## Directive
Convert the entries below into a two-column CSV with the headers entry_text and answer, one row per entry. Put each field in double quotes, replace line breaks with spaces, and leave out the pictures.

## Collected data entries

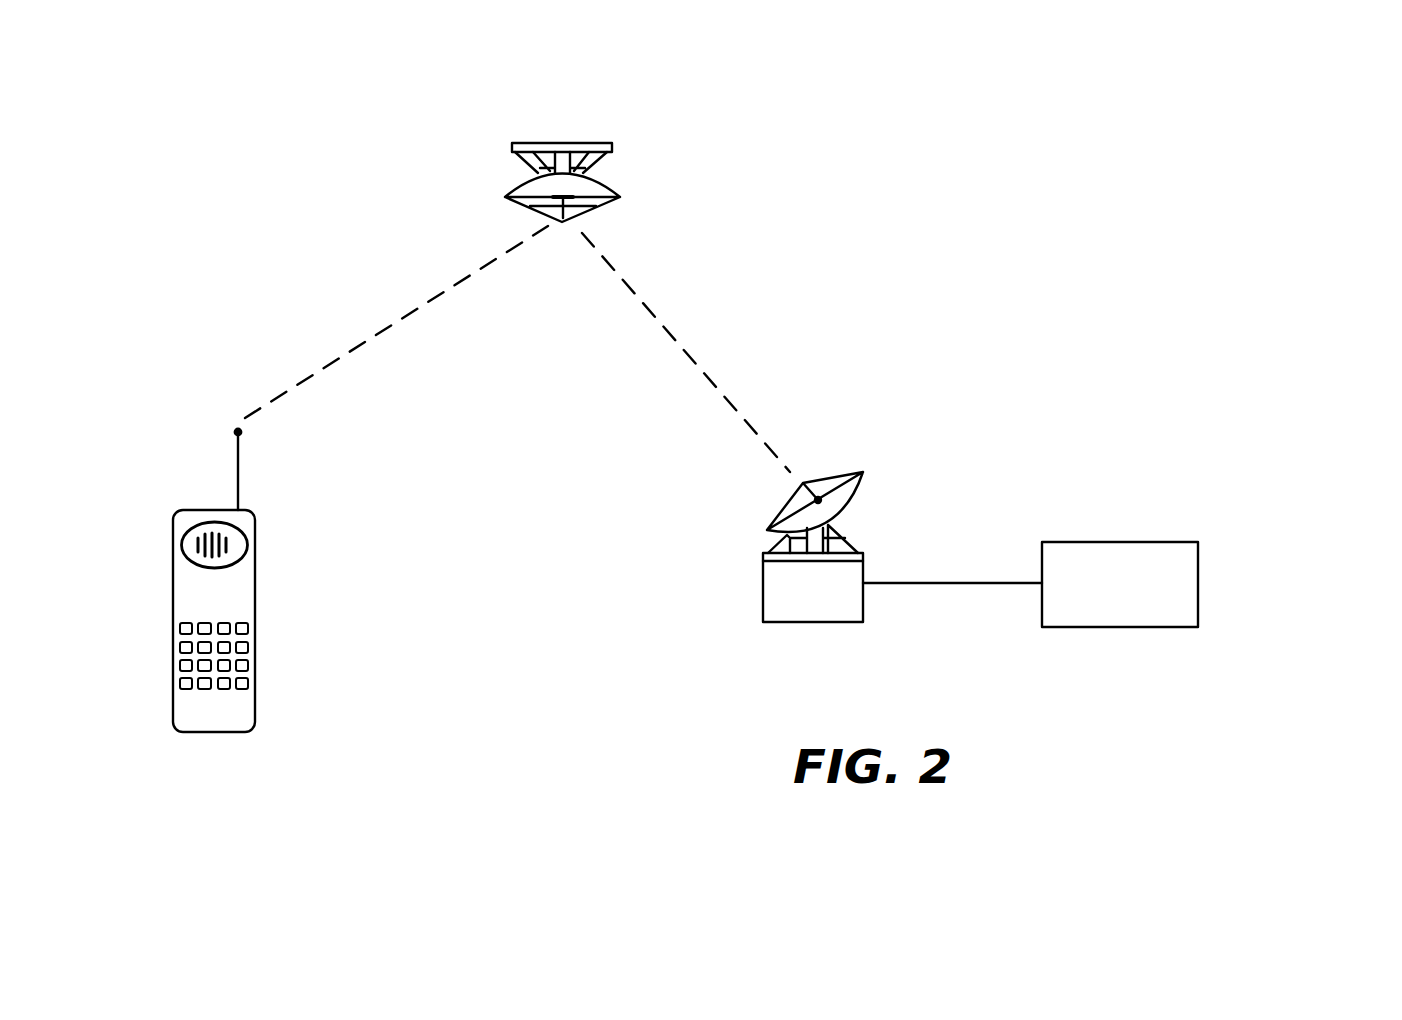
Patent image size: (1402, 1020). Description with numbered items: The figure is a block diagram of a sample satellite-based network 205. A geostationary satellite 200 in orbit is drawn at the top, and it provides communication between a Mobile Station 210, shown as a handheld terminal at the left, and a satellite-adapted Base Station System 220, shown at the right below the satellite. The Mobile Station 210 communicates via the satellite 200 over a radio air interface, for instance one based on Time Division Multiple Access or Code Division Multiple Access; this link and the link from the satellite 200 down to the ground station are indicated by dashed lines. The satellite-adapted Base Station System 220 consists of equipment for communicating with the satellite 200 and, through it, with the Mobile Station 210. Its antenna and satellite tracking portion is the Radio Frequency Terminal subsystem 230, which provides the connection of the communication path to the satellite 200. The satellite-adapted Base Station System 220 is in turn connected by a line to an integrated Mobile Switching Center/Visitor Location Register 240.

The geostationary satellite 200 is at (612, 187).
The satellite-based network 205 is at (1262, 245).
The Mobile Station 210 is at (172, 628).
The satellite-adapted Base Station System 220 is at (658, 470).
The Radio Frequency Terminal subsystem 230 is at (767, 530).
The integrated Mobile Switching Center/Visitor Location Register 240 is at (1115, 542).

## Final result
entry_text,answer
"Patent image size: (1402, 1020). Description with numbered items: The figure is a block diagram of a sample satellite-based network 205. A geostationary satellite 200 in orbit is drawn at the top, and it provides communication between a Mobile Station 210, shown as a handheld terminal at the left, and a satellite-adapted Base Station System 220, shown at the right below the satellite. The Mobile Station 210 communicates via the satellite 200 over a radio air interface, for instance one based on Time Division Multiple Access or Code Division Multiple Access; this link and the link from the satellite 200 down to the ground station are indicated by dashed lines. The satellite-adapted Base Station System 220 consists of equipment for communicating with the satellite 200 and, through it, with the Mobile Station 210. Its antenna and satellite tracking portion is the Radio Frequency Terminal subsystem 230, which provides the connection of the communication path to the satellite 200. The satellite-adapted Base Station System 220 is in turn connected by a line to an integrated Mobile Switching Center/Visitor Location Register 240.","The geostationary satellite 200 is at (612, 187). The satellite-based network 205 is at (1262, 245). The Mobile Station 210 is at (172, 628). The satellite-adapted Base Station System 220 is at (658, 470). The Radio Frequency Terminal subsystem 230 is at (767, 530). The integrated Mobile Switching Center/Visitor Location Register 240 is at (1115, 542)."